SUPPLIED PASSAGE:
Question

Problem Explaination

I am currently implementing point lights for a deferred renderer and am having trouble determining where a the heavy pixelization/triangulation that is only noticeable near the borders of lights is coming from.

The problem appears to be caused by loss of precision somewhere, but I have been unable to track down the precise source. Normals are an obvious possibility, but I have a classmate who is using directx and is handling his normals in a similar manner with no issues.

From about 2 meters away in our game's units (64 units/meter):

deferred_full_scene

A few centimeters away. Note that the "pixelization" does not change size in the world as I approach it. However, it will appear to swim if I change the camera's orientation:

deferred_closeup

A comparison with a closeup from my forward renderer which demonstrates the spherical banding that one would expect with a RGBA8 render target (only 0-255 possible values for each color). Note that in my deferred picture the back walls exhibit normal spherical banding:

closeup_forward

The light volume is shown here as the green wireframe:

light_volume_and_scene

As can be seen the effect isn't visible unless you get close to the surface (around one meter in our game's units).


Position reconstruction

First, I should mention that I am using a spherical mesh which I am using to only render the portion of the screen that the light overlaps. I rendering only the back-faces if the depth is greater or equal the depth buffer as suggested here.

To reconstruct the camera space position of a fragment I am taking the vector from the camera space fragment on the light volume, normalizing it, and scaling it by the linear depth from my gbuffer. This is sort of a hybrid of the methods discussed here (using linear depth) and here (spherical light volumes).

position_reconstruction


Geometry Buffer

My gBuffer setup is:

enum render_targets { e_dist_32f = 0, e_diffuse_rgb8, e_norm_xyz8_specpow_a8, e_light_rgb8_specintes_a8, num_rt };
//...
GLint internal_formats[num_rt] = {  GL_R32F, GL_RGBA8, GL_RGBA8, GL_RGBA8 };
GLint formats[num_rt]          = {   GL_RED,  GL_RGBA,  GL_RGBA,  GL_RGBA };
GLint types[num_rt]            = { GL_FLOAT, GL_FLOAT, GL_FLOAT, GL_FLOAT };
for(uint i = 0; i < num_rt; ++i)
{
  glBindTexture(GL_TEXTURE_2D, _render_targets[i]);
  glTexImage2D(GL_TEXTURE_2D, 0, internal_formats[i], _width, _height, 0, formats[i], types[i], nullptr);
}
// Separate non-linear depth buffer used for depth testing
glBindTexture(GL_TEXTURE_2D, _depth_tex_id);
glTexImage2D(GL_TEXTURE_2D, 0, GL_DEPTH_COMPONENT32, _width, _height, 0, GL_DEPTH_COMPONENT, GL_FLOAT, nullptr);

Was it helpful?

Solution

Normal Precision

The problem was that my normals just didn't have enough precision. At 8 bits per component that means 255 discrete possible values. Examining the normals in my gbuffer overlaid ontop of the lighting showed a 1-1 correspondence with normal value to lit "pixel" value.

I am unsure why my classmate does not get the same issue (he is going to investigate further).

Stored entries:
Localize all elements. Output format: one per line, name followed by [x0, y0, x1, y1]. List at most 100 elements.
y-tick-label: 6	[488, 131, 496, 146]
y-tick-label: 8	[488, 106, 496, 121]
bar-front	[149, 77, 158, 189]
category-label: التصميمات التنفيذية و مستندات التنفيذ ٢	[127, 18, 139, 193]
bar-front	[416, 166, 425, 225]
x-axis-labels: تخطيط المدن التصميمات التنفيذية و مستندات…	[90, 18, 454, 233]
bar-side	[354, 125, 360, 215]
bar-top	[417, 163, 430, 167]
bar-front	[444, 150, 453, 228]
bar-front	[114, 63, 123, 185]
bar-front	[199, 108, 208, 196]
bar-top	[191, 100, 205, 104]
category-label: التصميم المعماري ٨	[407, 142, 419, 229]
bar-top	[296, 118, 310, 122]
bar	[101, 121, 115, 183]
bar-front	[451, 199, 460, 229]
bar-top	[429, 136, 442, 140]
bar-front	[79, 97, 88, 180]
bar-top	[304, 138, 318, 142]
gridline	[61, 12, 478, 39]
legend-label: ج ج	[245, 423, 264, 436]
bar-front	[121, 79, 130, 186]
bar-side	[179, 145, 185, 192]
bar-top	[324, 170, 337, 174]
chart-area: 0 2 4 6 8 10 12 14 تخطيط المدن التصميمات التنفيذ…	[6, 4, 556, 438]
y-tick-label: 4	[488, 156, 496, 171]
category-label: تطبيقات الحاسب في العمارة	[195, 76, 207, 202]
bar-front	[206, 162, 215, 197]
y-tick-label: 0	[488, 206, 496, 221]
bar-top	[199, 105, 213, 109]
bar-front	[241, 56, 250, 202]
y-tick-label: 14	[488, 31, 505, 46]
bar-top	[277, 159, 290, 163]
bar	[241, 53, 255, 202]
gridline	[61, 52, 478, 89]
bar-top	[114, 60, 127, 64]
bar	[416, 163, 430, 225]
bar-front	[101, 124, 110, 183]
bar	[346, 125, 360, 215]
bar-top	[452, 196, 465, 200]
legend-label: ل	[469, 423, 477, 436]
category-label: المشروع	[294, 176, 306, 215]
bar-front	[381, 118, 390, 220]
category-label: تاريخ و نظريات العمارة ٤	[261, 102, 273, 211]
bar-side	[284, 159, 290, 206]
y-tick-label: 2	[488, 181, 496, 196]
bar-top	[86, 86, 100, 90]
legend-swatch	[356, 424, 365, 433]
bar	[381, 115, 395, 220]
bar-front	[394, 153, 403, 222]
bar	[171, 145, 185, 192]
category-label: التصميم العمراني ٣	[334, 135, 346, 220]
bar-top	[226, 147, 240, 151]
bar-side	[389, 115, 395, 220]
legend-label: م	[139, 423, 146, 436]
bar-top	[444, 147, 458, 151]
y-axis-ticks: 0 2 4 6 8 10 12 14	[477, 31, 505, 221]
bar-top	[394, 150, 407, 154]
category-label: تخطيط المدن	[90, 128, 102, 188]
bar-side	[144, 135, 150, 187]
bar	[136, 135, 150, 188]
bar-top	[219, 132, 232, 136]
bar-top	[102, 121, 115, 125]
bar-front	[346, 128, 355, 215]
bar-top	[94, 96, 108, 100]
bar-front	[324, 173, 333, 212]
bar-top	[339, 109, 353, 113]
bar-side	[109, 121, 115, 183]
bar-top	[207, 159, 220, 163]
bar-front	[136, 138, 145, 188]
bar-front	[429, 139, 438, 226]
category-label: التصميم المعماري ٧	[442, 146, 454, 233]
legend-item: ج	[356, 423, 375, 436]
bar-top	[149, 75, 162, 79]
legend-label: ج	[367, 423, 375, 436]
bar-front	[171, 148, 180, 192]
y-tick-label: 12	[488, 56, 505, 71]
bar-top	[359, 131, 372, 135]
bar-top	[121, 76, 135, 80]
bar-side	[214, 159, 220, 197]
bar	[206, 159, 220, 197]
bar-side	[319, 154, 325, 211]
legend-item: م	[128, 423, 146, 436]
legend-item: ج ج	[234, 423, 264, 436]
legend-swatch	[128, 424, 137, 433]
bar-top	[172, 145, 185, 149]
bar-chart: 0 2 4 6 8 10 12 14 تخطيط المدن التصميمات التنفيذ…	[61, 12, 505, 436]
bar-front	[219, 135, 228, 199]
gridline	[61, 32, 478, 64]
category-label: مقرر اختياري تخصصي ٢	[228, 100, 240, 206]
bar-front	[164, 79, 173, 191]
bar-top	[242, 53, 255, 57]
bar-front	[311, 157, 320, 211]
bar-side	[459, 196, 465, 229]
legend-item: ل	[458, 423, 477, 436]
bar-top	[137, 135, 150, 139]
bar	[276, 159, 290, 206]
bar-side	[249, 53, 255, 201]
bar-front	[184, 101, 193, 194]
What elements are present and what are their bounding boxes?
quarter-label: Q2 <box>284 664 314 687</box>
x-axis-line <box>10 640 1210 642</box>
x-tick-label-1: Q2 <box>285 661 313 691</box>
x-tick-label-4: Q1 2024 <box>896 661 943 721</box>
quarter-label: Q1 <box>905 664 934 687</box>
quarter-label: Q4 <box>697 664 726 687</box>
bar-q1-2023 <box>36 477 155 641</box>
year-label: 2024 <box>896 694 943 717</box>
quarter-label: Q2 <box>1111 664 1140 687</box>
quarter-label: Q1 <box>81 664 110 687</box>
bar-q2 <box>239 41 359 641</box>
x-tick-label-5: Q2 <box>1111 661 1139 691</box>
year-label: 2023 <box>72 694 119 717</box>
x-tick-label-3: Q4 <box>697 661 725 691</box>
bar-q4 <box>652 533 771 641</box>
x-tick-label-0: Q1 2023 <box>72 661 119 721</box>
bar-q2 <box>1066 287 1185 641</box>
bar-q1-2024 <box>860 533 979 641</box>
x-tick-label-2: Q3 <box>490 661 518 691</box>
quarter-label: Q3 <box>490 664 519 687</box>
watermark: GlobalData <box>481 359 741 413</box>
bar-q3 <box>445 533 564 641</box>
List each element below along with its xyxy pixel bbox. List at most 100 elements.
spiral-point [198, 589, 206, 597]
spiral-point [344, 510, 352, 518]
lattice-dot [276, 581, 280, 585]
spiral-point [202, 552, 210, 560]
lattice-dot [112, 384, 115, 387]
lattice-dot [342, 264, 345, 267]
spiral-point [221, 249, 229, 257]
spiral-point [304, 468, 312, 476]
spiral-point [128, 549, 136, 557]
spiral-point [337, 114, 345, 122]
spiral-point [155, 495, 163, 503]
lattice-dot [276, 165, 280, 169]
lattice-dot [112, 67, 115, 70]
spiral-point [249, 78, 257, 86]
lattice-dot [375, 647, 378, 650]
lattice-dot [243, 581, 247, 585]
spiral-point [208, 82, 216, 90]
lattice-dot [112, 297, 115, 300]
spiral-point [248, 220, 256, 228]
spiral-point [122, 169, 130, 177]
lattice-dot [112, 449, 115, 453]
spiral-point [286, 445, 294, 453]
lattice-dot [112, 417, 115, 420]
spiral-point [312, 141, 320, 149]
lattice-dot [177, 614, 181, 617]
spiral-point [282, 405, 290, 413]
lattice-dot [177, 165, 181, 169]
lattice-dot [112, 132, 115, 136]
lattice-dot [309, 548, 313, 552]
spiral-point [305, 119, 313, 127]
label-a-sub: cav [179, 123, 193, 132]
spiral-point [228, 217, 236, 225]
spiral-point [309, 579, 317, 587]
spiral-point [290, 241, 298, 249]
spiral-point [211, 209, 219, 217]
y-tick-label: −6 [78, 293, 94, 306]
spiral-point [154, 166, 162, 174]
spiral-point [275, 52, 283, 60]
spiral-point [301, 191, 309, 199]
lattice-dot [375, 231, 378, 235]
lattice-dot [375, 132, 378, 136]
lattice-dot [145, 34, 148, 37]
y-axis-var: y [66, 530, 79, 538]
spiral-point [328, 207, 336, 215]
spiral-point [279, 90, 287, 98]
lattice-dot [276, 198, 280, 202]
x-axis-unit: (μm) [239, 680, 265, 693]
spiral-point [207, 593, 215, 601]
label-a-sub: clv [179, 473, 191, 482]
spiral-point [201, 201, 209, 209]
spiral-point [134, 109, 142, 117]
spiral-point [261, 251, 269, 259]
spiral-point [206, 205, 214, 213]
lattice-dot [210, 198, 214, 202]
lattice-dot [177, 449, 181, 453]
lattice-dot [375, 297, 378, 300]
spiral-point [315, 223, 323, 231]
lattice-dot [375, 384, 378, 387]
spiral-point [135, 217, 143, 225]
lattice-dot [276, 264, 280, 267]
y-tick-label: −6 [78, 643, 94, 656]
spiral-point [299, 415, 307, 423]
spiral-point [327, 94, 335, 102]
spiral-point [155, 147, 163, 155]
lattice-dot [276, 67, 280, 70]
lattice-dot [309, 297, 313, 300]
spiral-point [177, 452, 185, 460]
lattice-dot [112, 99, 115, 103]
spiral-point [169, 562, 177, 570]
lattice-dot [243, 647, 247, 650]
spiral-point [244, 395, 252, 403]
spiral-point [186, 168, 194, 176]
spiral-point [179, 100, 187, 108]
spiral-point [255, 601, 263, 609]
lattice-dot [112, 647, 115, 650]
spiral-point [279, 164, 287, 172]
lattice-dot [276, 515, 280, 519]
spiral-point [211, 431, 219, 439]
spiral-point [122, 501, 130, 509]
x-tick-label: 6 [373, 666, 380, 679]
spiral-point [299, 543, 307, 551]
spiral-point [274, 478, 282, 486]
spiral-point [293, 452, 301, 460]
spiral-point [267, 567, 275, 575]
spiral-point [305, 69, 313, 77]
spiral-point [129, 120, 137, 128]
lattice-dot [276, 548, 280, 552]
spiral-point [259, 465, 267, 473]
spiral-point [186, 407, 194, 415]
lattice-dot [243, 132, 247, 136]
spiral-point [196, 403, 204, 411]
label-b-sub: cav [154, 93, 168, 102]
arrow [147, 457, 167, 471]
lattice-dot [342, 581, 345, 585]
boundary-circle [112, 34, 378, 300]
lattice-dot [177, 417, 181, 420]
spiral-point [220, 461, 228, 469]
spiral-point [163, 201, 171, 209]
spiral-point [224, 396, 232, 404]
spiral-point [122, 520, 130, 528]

PROBLEMS TO SOLVE:
A. Answer these questions about the deferred lighting post, one answer per line:
(i) How many game units equal one meter?
(ii) Which internal format is given for the distance render target?
(iii) What did the writer conclude was causing the problem?
B. Print the stretch of the deferred lighting post that begins with "First, I should" and ends after "(spherical light volumes).".

ANSWERS BY ITEM NUMBER:
A.
(i) 64 units per meter.
(ii) GL_R32F.
(iii) The normals did not have enough precision at 8 bits per component.

B.
First, I should mention that I am using a spherical mesh which I am using to only render the portion of the screen that the light overlaps. I rendering only the back-faces if the depth is greater or equal the depth buffer as suggested here.

To reconstruct the camera space position of a fragment I am taking the vector from the camera space fragment on the light volume, normalizing it, and scaling it by the linear depth from my gbuffer. This is sort of a hybrid of the methods discussed here (using linear depth) and here (spherical light volumes).